(Lines of data)
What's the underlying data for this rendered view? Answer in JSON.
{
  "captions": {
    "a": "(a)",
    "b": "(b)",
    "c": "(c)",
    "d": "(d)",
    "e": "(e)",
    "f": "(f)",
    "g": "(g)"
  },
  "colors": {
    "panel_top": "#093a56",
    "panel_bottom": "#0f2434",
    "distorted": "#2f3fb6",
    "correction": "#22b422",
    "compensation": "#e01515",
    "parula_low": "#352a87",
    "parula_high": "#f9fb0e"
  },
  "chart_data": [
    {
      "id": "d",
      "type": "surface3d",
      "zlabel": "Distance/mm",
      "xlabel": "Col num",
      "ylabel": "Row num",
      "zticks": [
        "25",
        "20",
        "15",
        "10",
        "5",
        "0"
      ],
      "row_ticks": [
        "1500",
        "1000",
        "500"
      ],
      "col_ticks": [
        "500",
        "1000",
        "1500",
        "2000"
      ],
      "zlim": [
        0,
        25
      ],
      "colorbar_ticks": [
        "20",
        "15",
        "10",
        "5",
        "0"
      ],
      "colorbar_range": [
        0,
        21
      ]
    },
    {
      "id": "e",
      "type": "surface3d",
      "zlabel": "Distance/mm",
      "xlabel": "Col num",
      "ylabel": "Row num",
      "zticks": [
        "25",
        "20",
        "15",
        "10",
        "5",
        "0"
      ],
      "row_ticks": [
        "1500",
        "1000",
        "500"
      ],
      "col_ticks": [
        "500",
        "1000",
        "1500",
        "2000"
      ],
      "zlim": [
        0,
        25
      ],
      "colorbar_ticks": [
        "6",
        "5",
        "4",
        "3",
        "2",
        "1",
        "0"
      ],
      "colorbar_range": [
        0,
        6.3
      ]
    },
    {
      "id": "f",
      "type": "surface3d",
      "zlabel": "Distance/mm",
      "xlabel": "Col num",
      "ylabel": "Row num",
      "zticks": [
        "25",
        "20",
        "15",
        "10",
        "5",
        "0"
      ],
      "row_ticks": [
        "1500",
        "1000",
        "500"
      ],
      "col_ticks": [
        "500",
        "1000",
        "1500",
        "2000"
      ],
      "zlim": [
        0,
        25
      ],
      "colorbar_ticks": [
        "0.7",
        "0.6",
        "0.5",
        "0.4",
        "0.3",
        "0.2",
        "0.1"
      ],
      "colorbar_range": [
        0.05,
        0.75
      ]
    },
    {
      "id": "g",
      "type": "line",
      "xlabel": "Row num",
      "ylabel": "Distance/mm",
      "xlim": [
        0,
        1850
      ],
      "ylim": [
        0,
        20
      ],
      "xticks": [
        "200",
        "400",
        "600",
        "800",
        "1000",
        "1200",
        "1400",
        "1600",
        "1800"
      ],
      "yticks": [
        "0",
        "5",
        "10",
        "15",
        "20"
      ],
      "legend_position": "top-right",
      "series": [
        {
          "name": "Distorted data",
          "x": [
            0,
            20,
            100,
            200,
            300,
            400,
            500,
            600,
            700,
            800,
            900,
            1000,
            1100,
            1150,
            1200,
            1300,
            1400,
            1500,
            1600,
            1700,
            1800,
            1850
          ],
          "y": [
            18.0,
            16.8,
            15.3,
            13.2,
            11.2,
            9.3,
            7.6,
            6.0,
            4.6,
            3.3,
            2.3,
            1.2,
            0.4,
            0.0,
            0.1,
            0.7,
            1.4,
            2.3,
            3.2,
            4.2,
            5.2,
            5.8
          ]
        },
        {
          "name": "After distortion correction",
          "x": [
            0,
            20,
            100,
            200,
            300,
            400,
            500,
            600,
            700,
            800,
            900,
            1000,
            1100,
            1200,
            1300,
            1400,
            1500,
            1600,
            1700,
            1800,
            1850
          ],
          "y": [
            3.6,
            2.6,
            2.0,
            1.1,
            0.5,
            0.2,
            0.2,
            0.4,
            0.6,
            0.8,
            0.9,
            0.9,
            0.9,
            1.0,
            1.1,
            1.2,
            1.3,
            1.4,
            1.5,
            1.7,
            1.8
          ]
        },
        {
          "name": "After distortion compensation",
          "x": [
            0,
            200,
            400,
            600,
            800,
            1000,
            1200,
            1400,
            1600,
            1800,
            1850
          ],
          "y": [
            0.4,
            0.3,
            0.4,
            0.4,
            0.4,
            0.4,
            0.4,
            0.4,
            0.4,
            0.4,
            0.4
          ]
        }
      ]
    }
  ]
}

*Task details:*
Write the data from above out again, exactly.

*Task solution:*
What's the underlying data for this rendered view? Answer in JSON.
{
  "captions": {
    "a": "(a)",
    "b": "(b)",
    "c": "(c)",
    "d": "(d)",
    "e": "(e)",
    "f": "(f)",
    "g": "(g)"
  },
  "colors": {
    "panel_top": "#093a56",
    "panel_bottom": "#0f2434",
    "distorted": "#2f3fb6",
    "correction": "#22b422",
    "compensation": "#e01515",
    "parula_low": "#352a87",
    "parula_high": "#f9fb0e"
  },
  "chart_data": [
    {
      "id": "d",
      "type": "surface3d",
      "zlabel": "Distance/mm",
      "xlabel": "Col num",
      "ylabel": "Row num",
      "zticks": [
        "25",
        "20",
        "15",
        "10",
        "5",
        "0"
      ],
      "row_ticks": [
        "1500",
        "1000",
        "500"
      ],
      "col_ticks": [
        "500",
        "1000",
        "1500",
        "2000"
      ],
      "zlim": [
        0,
        25
      ],
      "colorbar_ticks": [
        "20",
        "15",
        "10",
        "5",
        "0"
      ],
      "colorbar_range": [
        0,
        21
      ]
    },
    {
      "id": "e",
      "type": "surface3d",
      "zlabel": "Distance/mm",
      "xlabel": "Col num",
      "ylabel": "Row num",
      "zticks": [
        "25",
        "20",
        "15",
        "10",
        "5",
        "0"
      ],
      "row_ticks": [
        "1500",
        "1000",
        "500"
      ],
      "col_ticks": [
        "500",
        "1000",
        "1500",
        "2000"
      ],
      "zlim": [
        0,
        25
      ],
      "colorbar_ticks": [
        "6",
        "5",
        "4",
        "3",
        "2",
        "1",
        "0"
      ],
      "colorbar_range": [
        0,
        6.3
      ]
    },
    {
      "id": "f",
      "type": "surface3d",
      "zlabel": "Distance/mm",
      "xlabel": "Col num",
      "ylabel": "Row num",
      "zticks": [
        "25",
        "20",
        "15",
        "10",
        "5",
        "0"
      ],
      "row_ticks": [
        "1500",
        "1000",
        "500"
      ],
      "col_ticks": [
        "500",
        "1000",
        "1500",
        "2000"
      ],
      "zlim": [
        0,
        25
      ],
      "colorbar_ticks": [
        "0.7",
        "0.6",
        "0.5",
        "0.4",
        "0.3",
        "0.2",
        "0.1"
      ],
      "colorbar_range": [
        0.05,
        0.75
      ]
    },
    {
      "id": "g",
      "type": "line",
      "xlabel": "Row num",
      "ylabel": "Distance/mm",
      "xlim": [
        0,
        1850
      ],
      "ylim": [
        0,
        20
      ],
      "xticks": [
        "200",
        "400",
        "600",
        "800",
        "1000",
        "1200",
        "1400",
        "1600",
        "1800"
      ],
      "yticks": [
        "0",
        "5",
        "10",
        "15",
        "20"
      ],
      "legend_position": "top-right",
      "series": [
        {
          "name": "Distorted data",
          "x": [
            0,
            20,
            100,
            200,
            300,
            400,
            500,
            600,
            700,
            800,
            900,
            1000,
            1100,
            1150,
            1200,
            1300,
            1400,
            1500,
            1600,
            1700,
            1800,
            1850
          ],
          "y": [
            18.0,
            16.8,
            15.3,
            13.2,
            11.2,
            9.3,
            7.6,
            6.0,
            4.6,
            3.3,
            2.3,
            1.2,
            0.4,
            0.0,
            0.1,
            0.7,
            1.4,
            2.3,
            3.2,
            4.2,
            5.2,
            5.8
          ]
        },
        {
          "name": "After distortion correction",
          "x": [
            0,
            20,
            100,
            200,
            300,
            400,
            500,
            600,
            700,
            800,
            900,
            1000,
            1100,
            1200,
            1300,
            1400,
            1500,
            1600,
            1700,
            1800,
            1850
          ],
          "y": [
            3.6,
            2.6,
            2.0,
            1.1,
            0.5,
            0.2,
            0.2,
            0.4,
            0.6,
            0.8,
            0.9,
            0.9,
            0.9,
            1.0,
            1.1,
            1.2,
            1.3,
            1.4,
            1.5,
            1.7,
            1.8
          ]
        },
        {
          "name": "After distortion compensation",
          "x": [
            0,
            200,
            400,
            600,
            800,
            1000,
            1200,
            1400,
            1600,
            1800,
            1850
          ],
          "y": [
            0.4,
            0.3,
            0.4,
            0.4,
            0.4,
            0.4,
            0.4,
            0.4,
            0.4,
            0.4,
            0.4
          ]
        }
      ]
    }
  ]
}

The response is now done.